==== Dataset ====

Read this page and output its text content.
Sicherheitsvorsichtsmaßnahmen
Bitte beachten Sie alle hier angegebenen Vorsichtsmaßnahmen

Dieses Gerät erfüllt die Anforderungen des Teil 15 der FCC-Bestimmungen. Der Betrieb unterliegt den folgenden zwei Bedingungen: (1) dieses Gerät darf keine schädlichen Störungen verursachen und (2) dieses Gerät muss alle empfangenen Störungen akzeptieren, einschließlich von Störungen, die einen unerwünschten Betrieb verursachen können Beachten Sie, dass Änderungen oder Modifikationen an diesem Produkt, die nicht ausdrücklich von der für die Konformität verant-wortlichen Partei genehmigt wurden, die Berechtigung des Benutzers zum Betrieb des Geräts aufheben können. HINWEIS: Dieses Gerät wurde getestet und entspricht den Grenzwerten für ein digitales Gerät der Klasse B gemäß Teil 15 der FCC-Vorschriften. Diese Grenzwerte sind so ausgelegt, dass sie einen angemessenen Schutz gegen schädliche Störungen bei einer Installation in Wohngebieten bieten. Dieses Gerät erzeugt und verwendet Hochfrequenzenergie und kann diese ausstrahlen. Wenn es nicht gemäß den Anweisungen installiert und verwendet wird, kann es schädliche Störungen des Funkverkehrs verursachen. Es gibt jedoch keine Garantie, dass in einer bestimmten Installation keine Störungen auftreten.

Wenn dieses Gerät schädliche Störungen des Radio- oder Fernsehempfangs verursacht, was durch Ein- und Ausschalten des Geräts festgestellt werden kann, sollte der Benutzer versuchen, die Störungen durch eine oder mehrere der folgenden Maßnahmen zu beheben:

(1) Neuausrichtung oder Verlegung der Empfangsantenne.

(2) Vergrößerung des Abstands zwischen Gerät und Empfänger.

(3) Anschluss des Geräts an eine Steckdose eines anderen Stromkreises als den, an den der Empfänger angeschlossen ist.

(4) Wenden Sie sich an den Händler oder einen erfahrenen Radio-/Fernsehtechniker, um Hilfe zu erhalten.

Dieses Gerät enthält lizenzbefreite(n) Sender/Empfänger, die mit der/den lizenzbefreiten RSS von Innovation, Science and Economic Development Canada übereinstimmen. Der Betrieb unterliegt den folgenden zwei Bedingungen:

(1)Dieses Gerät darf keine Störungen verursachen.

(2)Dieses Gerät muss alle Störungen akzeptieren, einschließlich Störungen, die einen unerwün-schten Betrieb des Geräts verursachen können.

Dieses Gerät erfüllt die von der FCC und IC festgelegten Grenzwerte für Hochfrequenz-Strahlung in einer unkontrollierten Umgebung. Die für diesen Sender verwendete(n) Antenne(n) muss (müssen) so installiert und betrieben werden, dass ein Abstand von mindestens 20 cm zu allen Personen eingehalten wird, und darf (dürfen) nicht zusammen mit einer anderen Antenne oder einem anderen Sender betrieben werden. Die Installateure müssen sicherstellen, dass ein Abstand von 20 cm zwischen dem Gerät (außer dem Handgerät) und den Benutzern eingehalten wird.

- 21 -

====

## Exercise objective
Reproduce the entire listing word for word.

## The answer
Read this page and output its text content.
Sicherheitsvorsichtsmaßnahmen
Bitte beachten Sie alle hier angegebenen Vorsichtsmaßnahmen

Dieses Gerät erfüllt die Anforderungen des Teil 15 der FCC-Bestimmungen. Der Betrieb unterliegt den folgenden zwei Bedingungen: (1) dieses Gerät darf keine schädlichen Störungen verursachen und (2) dieses Gerät muss alle empfangenen Störungen akzeptieren, einschließlich von Störungen, die einen unerwünschten Betrieb verursachen können Beachten Sie, dass Änderungen oder Modifikationen an diesem Produkt, die nicht ausdrücklich von der für die Konformität verant-wortlichen Partei genehmigt wurden, die Berechtigung des Benutzers zum Betrieb des Geräts aufheben können. HINWEIS: Dieses Gerät wurde getestet und entspricht den Grenzwerten für ein digitales Gerät der Klasse B gemäß Teil 15 der FCC-Vorschriften. Diese Grenzwerte sind so ausgelegt, dass sie einen angemessenen Schutz gegen schädliche Störungen bei einer Installation in Wohngebieten bieten. Dieses Gerät erzeugt und verwendet Hochfrequenzenergie und kann diese ausstrahlen. Wenn es nicht gemäß den Anweisungen installiert und verwendet wird, kann es schädliche Störungen des Funkverkehrs verursachen. Es gibt jedoch keine Garantie, dass in einer bestimmten Installation keine Störungen auftreten.

Wenn dieses Gerät schädliche Störungen des Radio- oder Fernsehempfangs verursacht, was durch Ein- und Ausschalten des Geräts festgestellt werden kann, sollte der Benutzer versuchen, die Störungen durch eine oder mehrere der folgenden Maßnahmen zu beheben:

(1) Neuausrichtung oder Verlegung der Empfangsantenne.

(2) Vergrößerung des Abstands zwischen Gerät und Empfänger.

(3) Anschluss des Geräts an eine Steckdose eines anderen Stromkreises als den, an den der Empfänger angeschlossen ist.

(4) Wenden Sie sich an den Händler oder einen erfahrenen Radio-/Fernsehtechniker, um Hilfe zu erhalten.

Dieses Gerät enthält lizenzbefreite(n) Sender/Empfänger, die mit der/den lizenzbefreiten RSS von Innovation, Science and Economic Development Canada übereinstimmen. Der Betrieb unterliegt den folgenden zwei Bedingungen:

(1)Dieses Gerät darf keine Störungen verursachen.

(2)Dieses Gerät muss alle Störungen akzeptieren, einschließlich Störungen, die einen unerwün-schten Betrieb des Geräts verursachen können.

Dieses Gerät erfüllt die von der FCC und IC festgelegten Grenzwerte für Hochfrequenz-Strahlung in einer unkontrollierten Umgebung. Die für diesen Sender verwendete(n) Antenne(n) muss (müssen) so installiert und betrieben werden, dass ein Abstand von mindestens 20 cm zu allen Personen eingehalten wird, und darf (dürfen) nicht zusammen mit einer anderen Antenne oder einem anderen Sender betrieben werden. Die Installateure müssen sicherstellen, dass ein Abstand von 20 cm zwischen dem Gerät (außer dem Handgerät) und den Benutzern eingehalten wird.

- 21 -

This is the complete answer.